= EXERCISE MATERIAL =
* start *

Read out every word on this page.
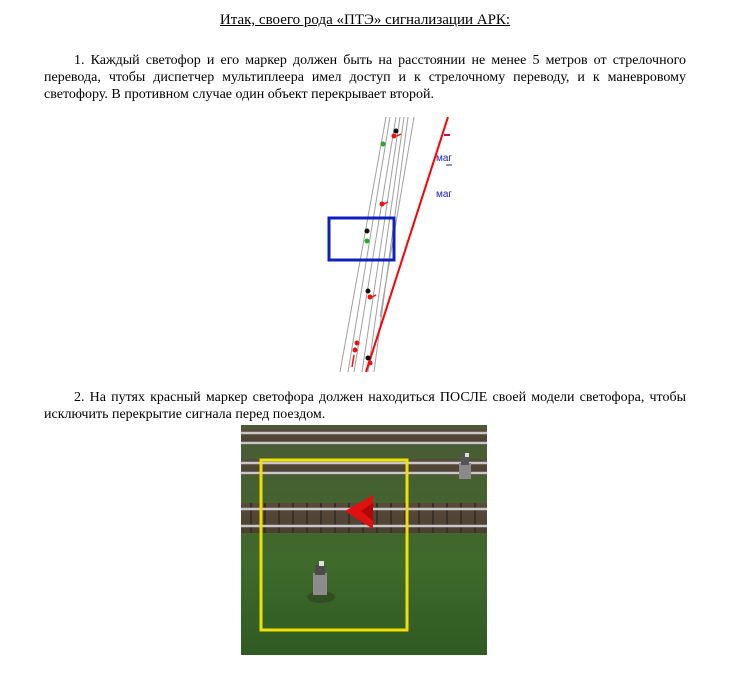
Итак, своего рода «ПТЭ» сигнализации АРК:

1. Каждый светофор и его маркер должен быть на расстоянии не менее 5 метров от стрелочного перевода, чтобы диспетчер мультиплеера имел доступ и к стрелочному переводу, и к маневровому светофору. В противном случае один объект перекрывает второй.

маг
маг

2. На путях красный маркер светофора должен находиться ПОСЛЕ своей модели светофора, чтобы исключить перекрытие сигнала перед поездом.
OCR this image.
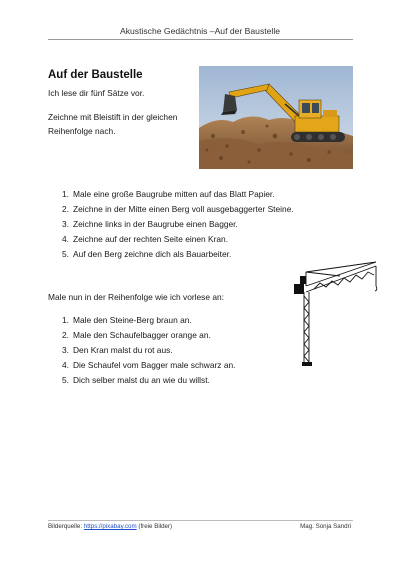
Akustische Gedächtnis –Auf der Baustelle
Auf der Baustelle
Ich lese dir fünf Sätze vor.
Zeichne mit Bleistift in der gleichen Reihenfolge nach.
1. Male eine große Baugrube mitten auf das Blatt Papier.
2. Zeichne in der Mitte einen Berg voll ausgebaggerter Steine.
3. Zeichne links in der Baugrube einen Bagger.
4. Zeichne auf der rechten Seite einen Kran.
5. Auf den Berg zeichne dich als Bauarbeiter.
Male nun in der Reihenfolge wie ich vorlese an:
1. Male den Steine-Berg braun an.
2. Male den Schaufelbagger orange an.
3. Den Kran malst du rot aus.
4. Die Schaufel vom Bagger male schwarz an.
5. Dich selber malst du an wie du willst.
Bilderquelle: https://pixabay.com (freie Bilder)	Mag. Sonja Sandri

* end *

Reproduce the data word for word, excluding its pictures.

= RESPONSE BELOW =
Read out every word on this page.
Итак, своего рода «ПТЭ» сигнализации АРК:

1. Каждый светофор и его маркер должен быть на расстоянии не менее 5 метров от стрелочного перевода, чтобы диспетчер мультиплеера имел доступ и к стрелочному переводу, и к маневровому светофору. В противном случае один объект перекрывает второй.

маг
маг

2. На путях красный маркер светофора должен находиться ПОСЛЕ своей модели светофора, чтобы исключить перекрытие сигнала перед поездом.
OCR this image.
Akustische Gedächtnis –Auf der Baustelle
Auf der Baustelle
Ich lese dir fünf Sätze vor.
Zeichne mit Bleistift in der gleichen Reihenfolge nach.
1. Male eine große Baugrube mitten auf das Blatt Papier.
2. Zeichne in der Mitte einen Berg voll ausgebaggerter Steine.
3. Zeichne links in der Baugrube einen Bagger.
4. Zeichne auf der rechten Seite einen Kran.
5. Auf den Berg zeichne dich als Bauarbeiter.
Male nun in der Reihenfolge wie ich vorlese an:
1. Male den Steine-Berg braun an.
2. Male den Schaufelbagger orange an.
3. Den Kran malst du rot aus.
4. Die Schaufel vom Bagger male schwarz an.
5. Dich selber malst du an wie du willst.
Bilderquelle: https://pixabay.com (freie Bilder)	Mag. Sonja Sandri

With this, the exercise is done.